[Opening Records provided section]

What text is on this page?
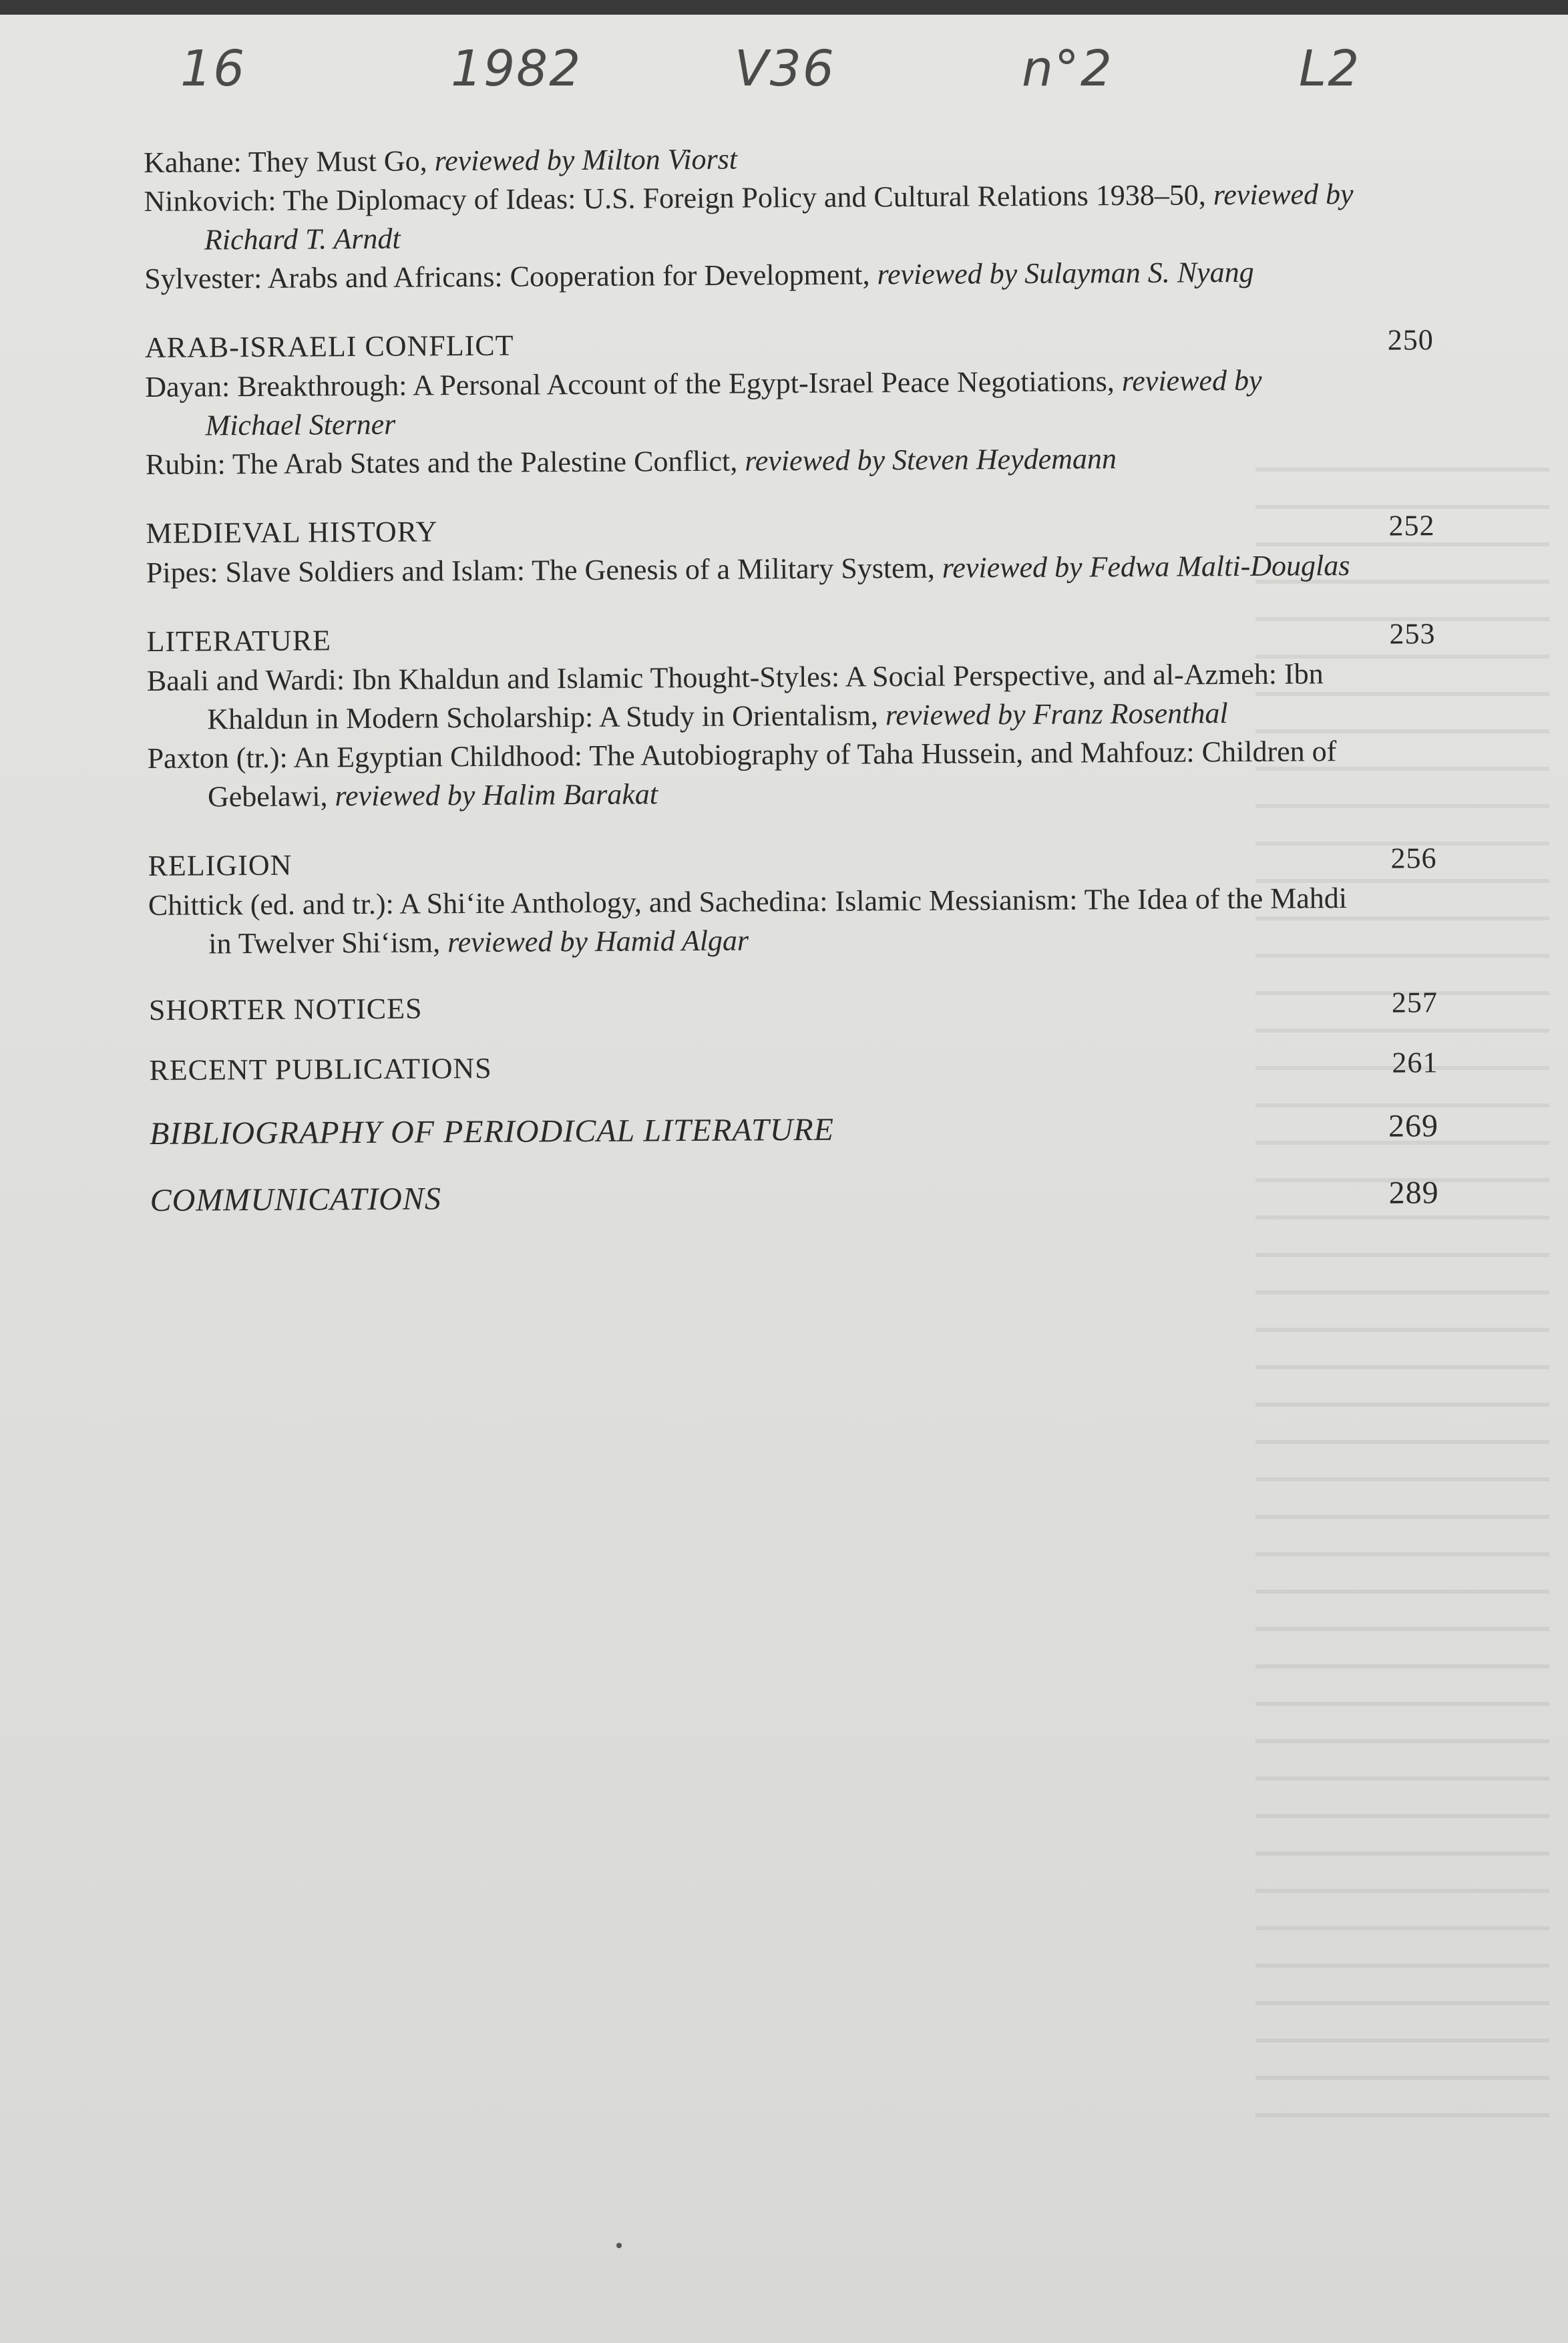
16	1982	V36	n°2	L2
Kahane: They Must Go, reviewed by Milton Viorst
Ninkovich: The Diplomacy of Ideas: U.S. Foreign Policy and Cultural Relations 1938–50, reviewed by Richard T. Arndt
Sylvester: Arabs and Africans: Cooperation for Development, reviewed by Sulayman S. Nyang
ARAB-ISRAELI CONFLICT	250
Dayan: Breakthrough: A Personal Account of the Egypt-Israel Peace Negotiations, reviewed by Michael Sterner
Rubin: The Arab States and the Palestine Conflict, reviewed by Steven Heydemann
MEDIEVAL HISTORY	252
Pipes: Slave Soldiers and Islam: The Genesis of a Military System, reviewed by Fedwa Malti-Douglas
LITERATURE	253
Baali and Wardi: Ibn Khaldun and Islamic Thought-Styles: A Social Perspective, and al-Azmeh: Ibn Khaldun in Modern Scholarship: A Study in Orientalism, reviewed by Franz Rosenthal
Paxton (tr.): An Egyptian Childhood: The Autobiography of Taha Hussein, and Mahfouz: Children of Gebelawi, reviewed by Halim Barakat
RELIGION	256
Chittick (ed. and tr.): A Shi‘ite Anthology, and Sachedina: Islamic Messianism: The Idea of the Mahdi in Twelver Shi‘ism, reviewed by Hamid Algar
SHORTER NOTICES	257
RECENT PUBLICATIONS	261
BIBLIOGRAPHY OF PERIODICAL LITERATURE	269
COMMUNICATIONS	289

[Closing Records provided section]
[Opening Records provided section]

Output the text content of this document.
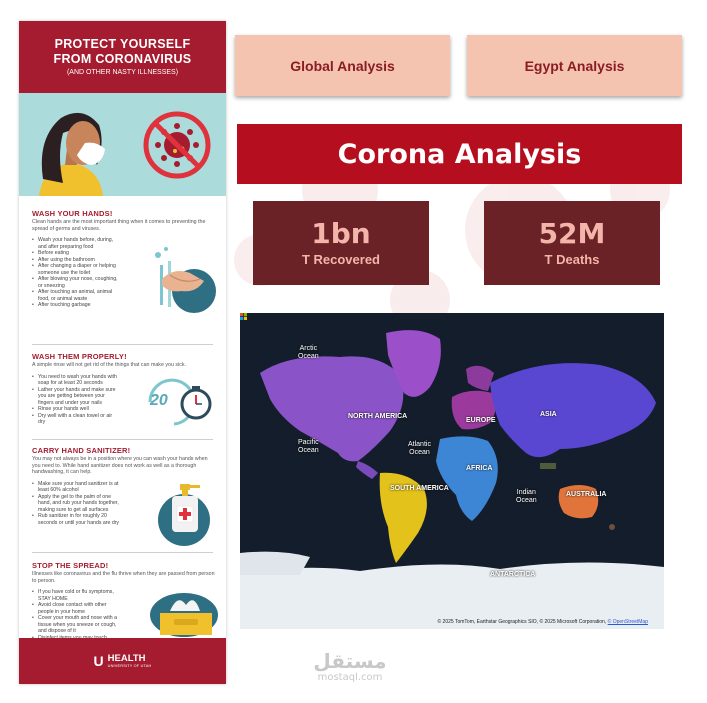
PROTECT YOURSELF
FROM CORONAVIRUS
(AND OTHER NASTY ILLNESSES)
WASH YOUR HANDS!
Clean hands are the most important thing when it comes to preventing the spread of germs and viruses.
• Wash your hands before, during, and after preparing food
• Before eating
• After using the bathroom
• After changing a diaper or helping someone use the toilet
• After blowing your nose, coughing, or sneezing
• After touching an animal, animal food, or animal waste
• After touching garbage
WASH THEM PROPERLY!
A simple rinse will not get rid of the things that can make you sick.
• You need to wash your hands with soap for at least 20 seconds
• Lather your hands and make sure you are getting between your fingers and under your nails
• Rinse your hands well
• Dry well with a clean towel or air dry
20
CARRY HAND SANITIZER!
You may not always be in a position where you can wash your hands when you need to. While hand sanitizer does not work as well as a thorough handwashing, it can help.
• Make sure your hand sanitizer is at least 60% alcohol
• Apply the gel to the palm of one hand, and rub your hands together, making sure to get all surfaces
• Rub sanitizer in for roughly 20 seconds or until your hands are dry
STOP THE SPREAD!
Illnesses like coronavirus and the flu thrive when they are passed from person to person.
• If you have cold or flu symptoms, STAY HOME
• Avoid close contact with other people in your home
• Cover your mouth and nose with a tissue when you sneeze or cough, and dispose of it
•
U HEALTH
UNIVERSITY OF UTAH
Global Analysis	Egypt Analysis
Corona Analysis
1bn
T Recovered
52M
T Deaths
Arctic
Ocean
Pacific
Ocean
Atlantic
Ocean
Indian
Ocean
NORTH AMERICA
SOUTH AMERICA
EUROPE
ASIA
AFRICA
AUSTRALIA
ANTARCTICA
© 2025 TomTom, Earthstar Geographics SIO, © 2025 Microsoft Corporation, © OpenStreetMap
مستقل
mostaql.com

[Closing Records provided section]

> _Work item_
Some lines of the data above may hold the word "text"; report how many do, and nothing else.

> _Your response_
2